Exercise:
Copy out each line that mentions the word "Study".
──────── Exercise materials
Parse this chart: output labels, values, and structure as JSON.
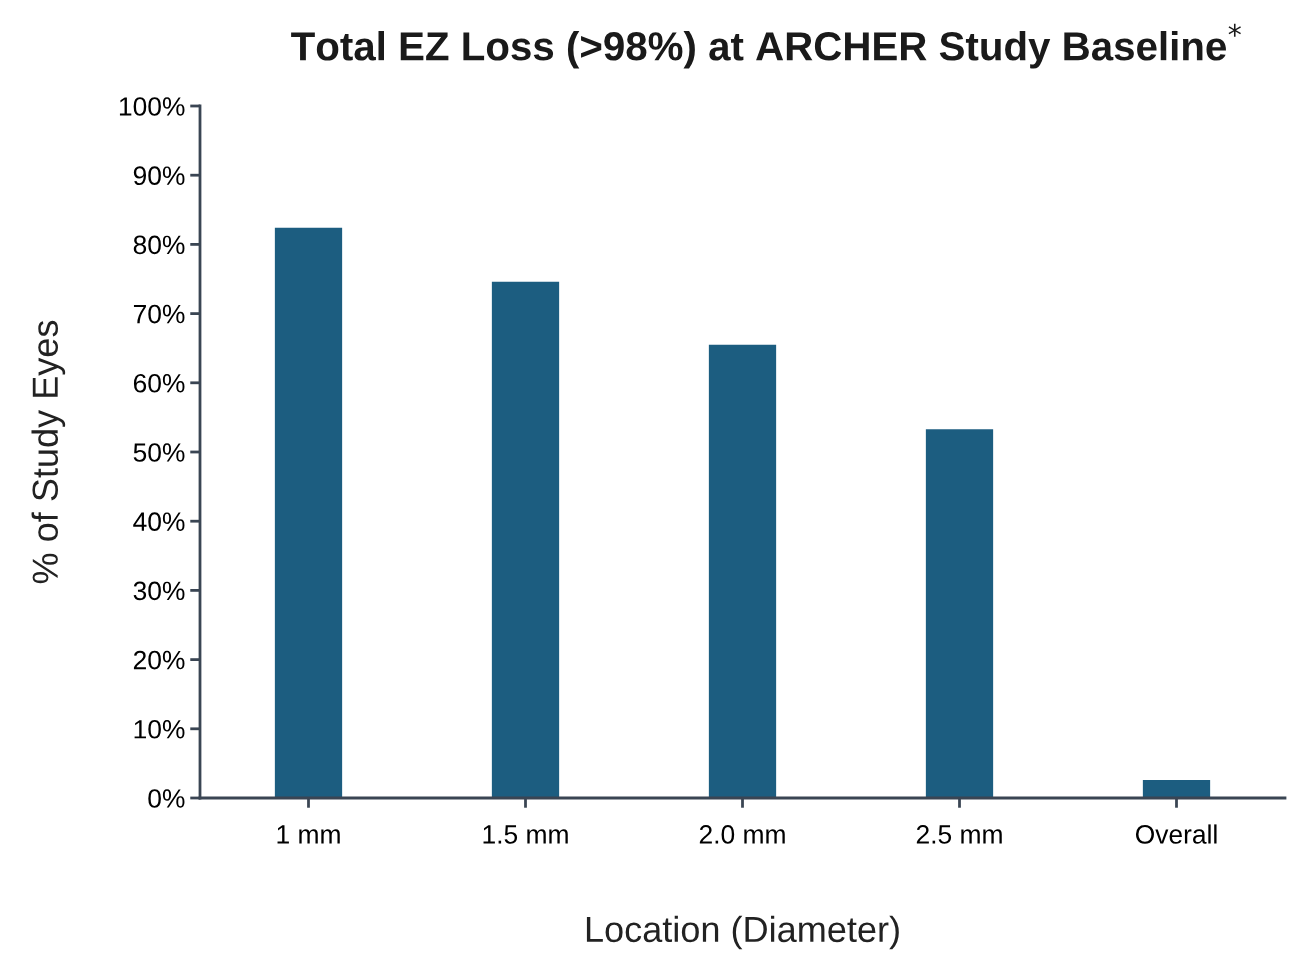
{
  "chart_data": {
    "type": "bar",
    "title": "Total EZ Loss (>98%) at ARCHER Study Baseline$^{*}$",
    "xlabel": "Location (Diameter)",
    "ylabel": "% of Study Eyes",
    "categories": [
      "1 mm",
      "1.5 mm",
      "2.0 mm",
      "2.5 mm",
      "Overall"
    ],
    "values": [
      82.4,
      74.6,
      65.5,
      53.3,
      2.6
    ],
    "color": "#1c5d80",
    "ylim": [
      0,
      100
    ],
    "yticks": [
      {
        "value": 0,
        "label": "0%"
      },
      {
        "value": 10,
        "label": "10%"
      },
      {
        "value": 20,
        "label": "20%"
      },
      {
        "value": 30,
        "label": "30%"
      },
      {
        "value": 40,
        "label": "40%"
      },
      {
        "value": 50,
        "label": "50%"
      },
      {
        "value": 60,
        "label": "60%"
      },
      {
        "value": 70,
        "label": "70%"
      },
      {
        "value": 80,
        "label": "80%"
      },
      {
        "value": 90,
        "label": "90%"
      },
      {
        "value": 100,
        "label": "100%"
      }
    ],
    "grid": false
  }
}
────────────────
Expected output:
    "title": "Total EZ Loss (>98%) at ARCHER Study Baseline$^{*}$",
    "ylabel": "% of Study Eyes",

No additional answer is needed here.